● **PROBLEM**: Below are some records. Pull every line that contains the word "月调整为".

- - - - -

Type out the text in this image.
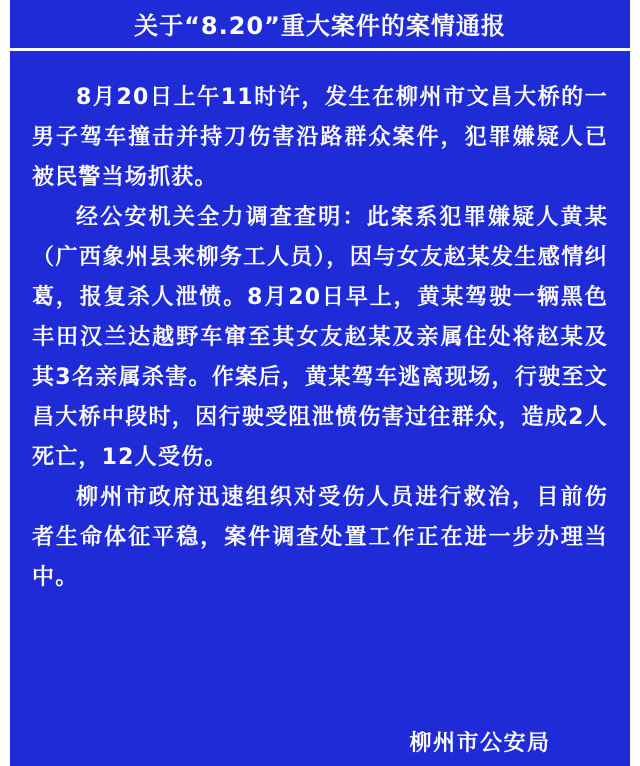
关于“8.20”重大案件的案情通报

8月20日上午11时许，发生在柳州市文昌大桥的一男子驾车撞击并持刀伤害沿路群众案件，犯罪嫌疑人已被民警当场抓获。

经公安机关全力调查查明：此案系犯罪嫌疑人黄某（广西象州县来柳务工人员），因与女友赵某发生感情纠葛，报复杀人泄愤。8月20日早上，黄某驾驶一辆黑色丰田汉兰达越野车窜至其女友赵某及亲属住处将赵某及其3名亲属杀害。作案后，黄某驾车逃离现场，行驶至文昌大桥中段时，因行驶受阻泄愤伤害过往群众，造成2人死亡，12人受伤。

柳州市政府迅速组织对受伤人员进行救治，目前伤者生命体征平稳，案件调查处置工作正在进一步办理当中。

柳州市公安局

- - - - -

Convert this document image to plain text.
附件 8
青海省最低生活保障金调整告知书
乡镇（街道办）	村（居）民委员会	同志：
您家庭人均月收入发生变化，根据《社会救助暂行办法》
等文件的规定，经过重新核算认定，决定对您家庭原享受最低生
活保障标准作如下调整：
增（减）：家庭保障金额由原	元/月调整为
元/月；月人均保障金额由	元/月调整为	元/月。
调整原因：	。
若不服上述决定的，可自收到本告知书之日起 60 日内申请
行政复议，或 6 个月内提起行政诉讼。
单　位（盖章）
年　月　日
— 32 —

- - - - -

● **WORKED ANSWER**:
增（减）：家庭保障金额由原	元/月调整为
元/月；月人均保障金额由	元/月调整为	元/月。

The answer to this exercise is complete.